====== Dataset records
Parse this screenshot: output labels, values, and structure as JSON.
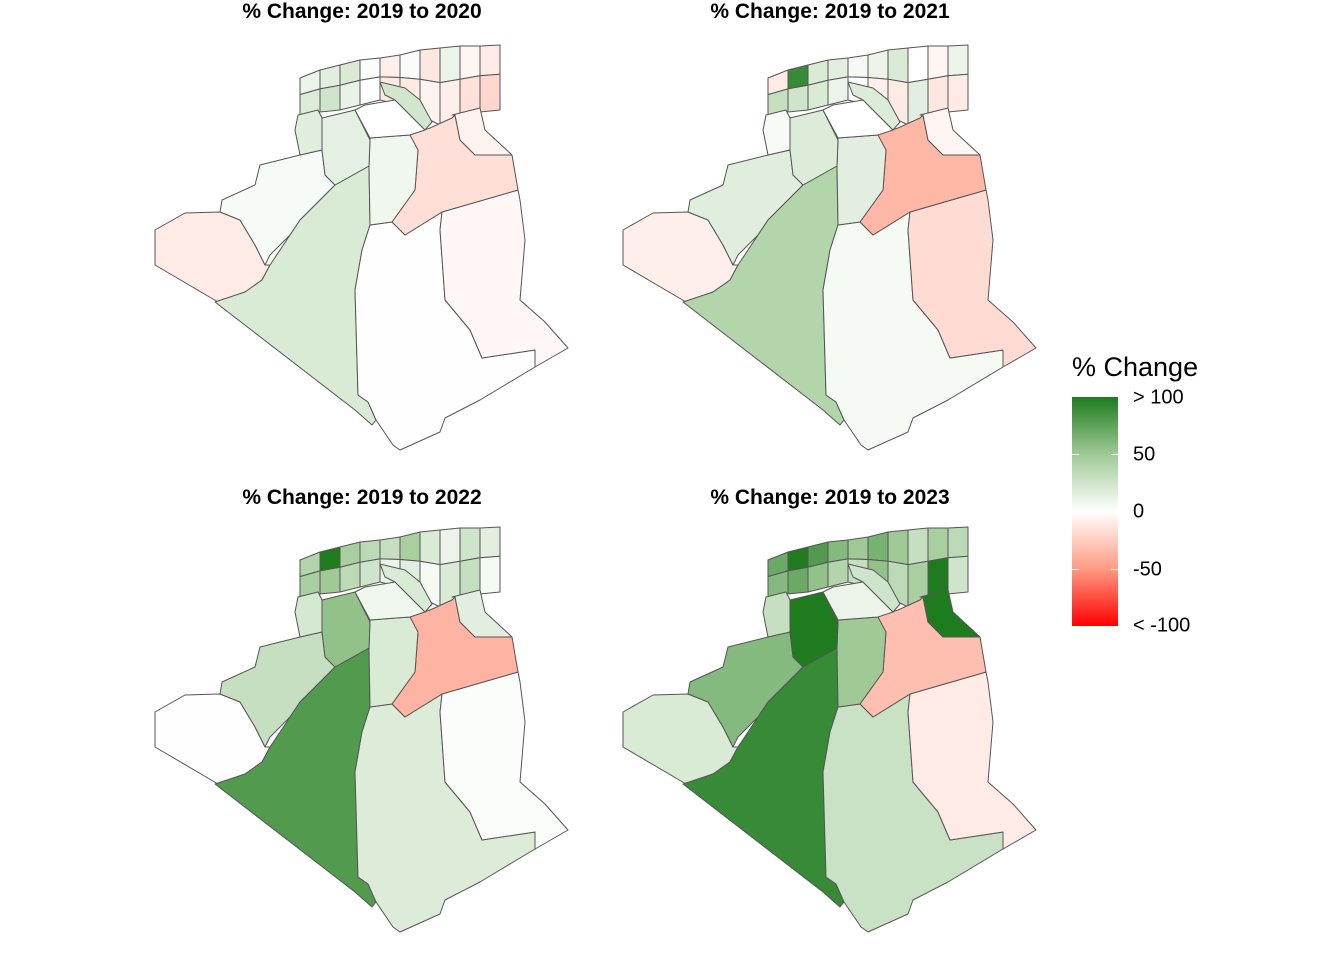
{
  "chart_data": {
    "type": "choropleth",
    "color_scale": {
      "title": "% Change",
      "stops": [
        {
          "value": 100,
          "color": "#1e7b1e"
        },
        {
          "value": 50,
          "color": "#9fca96"
        },
        {
          "value": 0,
          "color": "#ffffff"
        },
        {
          "value": -50,
          "color": "#ff9b84"
        },
        {
          "value": -100,
          "color": "#ff0000"
        }
      ],
      "labels": [
        "> 100",
        "50",
        "0",
        "-50",
        "< -100"
      ]
    },
    "region_keys": [
      "southwest",
      "west",
      "adrar",
      "tamanrasset",
      "illizi",
      "ouargla",
      "ghardaia",
      "el-bayadh",
      "naama",
      "laghouat",
      "biskra",
      "el-oued"
    ],
    "panels": [
      {
        "title": "% Change: 2019 to 2020",
        "values": [
          -10,
          4,
          20,
          1,
          -4,
          -16,
          8,
          14,
          16,
          0,
          24,
          -6
        ],
        "north_values": [
          10,
          15,
          20,
          2,
          -8,
          3,
          -12,
          10,
          -5,
          -10,
          18,
          25,
          12,
          0,
          -12,
          -10,
          -6,
          -8,
          -15,
          -20
        ]
      },
      {
        "title": "% Change: 2019 to 2021",
        "values": [
          -8,
          16,
          40,
          5,
          -18,
          -36,
          15,
          18,
          4,
          0,
          18,
          -5
        ],
        "north_values": [
          -10,
          90,
          20,
          15,
          5,
          10,
          20,
          0,
          -5,
          10,
          30,
          25,
          20,
          10,
          0,
          -8,
          -10,
          15,
          -12,
          -10
        ]
      },
      {
        "title": "% Change: 2019 to 2022",
        "values": [
          1,
          30,
          80,
          18,
          2,
          -38,
          20,
          55,
          22,
          8,
          20,
          15
        ],
        "north_values": [
          40,
          120,
          45,
          35,
          30,
          45,
          20,
          10,
          25,
          15,
          45,
          50,
          35,
          25,
          10,
          15,
          5,
          20,
          30,
          5
        ]
      },
      {
        "title": "% Change: 2019 to 2023",
        "values": [
          20,
          60,
          90,
          28,
          -10,
          -32,
          50,
          100,
          30,
          10,
          25,
          130
        ],
        "north_values": [
          70,
          130,
          80,
          60,
          50,
          65,
          50,
          30,
          45,
          35,
          60,
          70,
          55,
          40,
          30,
          55,
          35,
          45,
          120,
          25
        ]
      }
    ]
  }
}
============
Task objective: Copy the whole of the material above exactly, but not its images.

Solution for this exercise:
Parse this screenshot: output labels, values, and structure as JSON.
{
  "chart_data": {
    "type": "choropleth",
    "color_scale": {
      "title": "% Change",
      "stops": [
        {
          "value": 100,
          "color": "#1e7b1e"
        },
        {
          "value": 50,
          "color": "#9fca96"
        },
        {
          "value": 0,
          "color": "#ffffff"
        },
        {
          "value": -50,
          "color": "#ff9b84"
        },
        {
          "value": -100,
          "color": "#ff0000"
        }
      ],
      "labels": [
        "> 100",
        "50",
        "0",
        "-50",
        "< -100"
      ]
    },
    "region_keys": [
      "southwest",
      "west",
      "adrar",
      "tamanrasset",
      "illizi",
      "ouargla",
      "ghardaia",
      "el-bayadh",
      "naama",
      "laghouat",
      "biskra",
      "el-oued"
    ],
    "panels": [
      {
        "title": "% Change: 2019 to 2020",
        "values": [
          -10,
          4,
          20,
          1,
          -4,
          -16,
          8,
          14,
          16,
          0,
          24,
          -6
        ],
        "north_values": [
          10,
          15,
          20,
          2,
          -8,
          3,
          -12,
          10,
          -5,
          -10,
          18,
          25,
          12,
          0,
          -12,
          -10,
          -6,
          -8,
          -15,
          -20
        ]
      },
      {
        "title": "% Change: 2019 to 2021",
        "values": [
          -8,
          16,
          40,
          5,
          -18,
          -36,
          15,
          18,
          4,
          0,
          18,
          -5
        ],
        "north_values": [
          -10,
          90,
          20,
          15,
          5,
          10,
          20,
          0,
          -5,
          10,
          30,
          25,
          20,
          10,
          0,
          -8,
          -10,
          15,
          -12,
          -10
        ]
      },
      {
        "title": "% Change: 2019 to 2022",
        "values": [
          1,
          30,
          80,
          18,
          2,
          -38,
          20,
          55,
          22,
          8,
          20,
          15
        ],
        "north_values": [
          40,
          120,
          45,
          35,
          30,
          45,
          20,
          10,
          25,
          15,
          45,
          50,
          35,
          25,
          10,
          15,
          5,
          20,
          30,
          5
        ]
      },
      {
        "title": "% Change: 2019 to 2023",
        "values": [
          20,
          60,
          90,
          28,
          -10,
          -32,
          50,
          100,
          30,
          10,
          25,
          130
        ],
        "north_values": [
          70,
          130,
          80,
          60,
          50,
          65,
          50,
          30,
          45,
          35,
          60,
          70,
          55,
          40,
          30,
          55,
          35,
          45,
          120,
          25
        ]
      }
    ]
  }
}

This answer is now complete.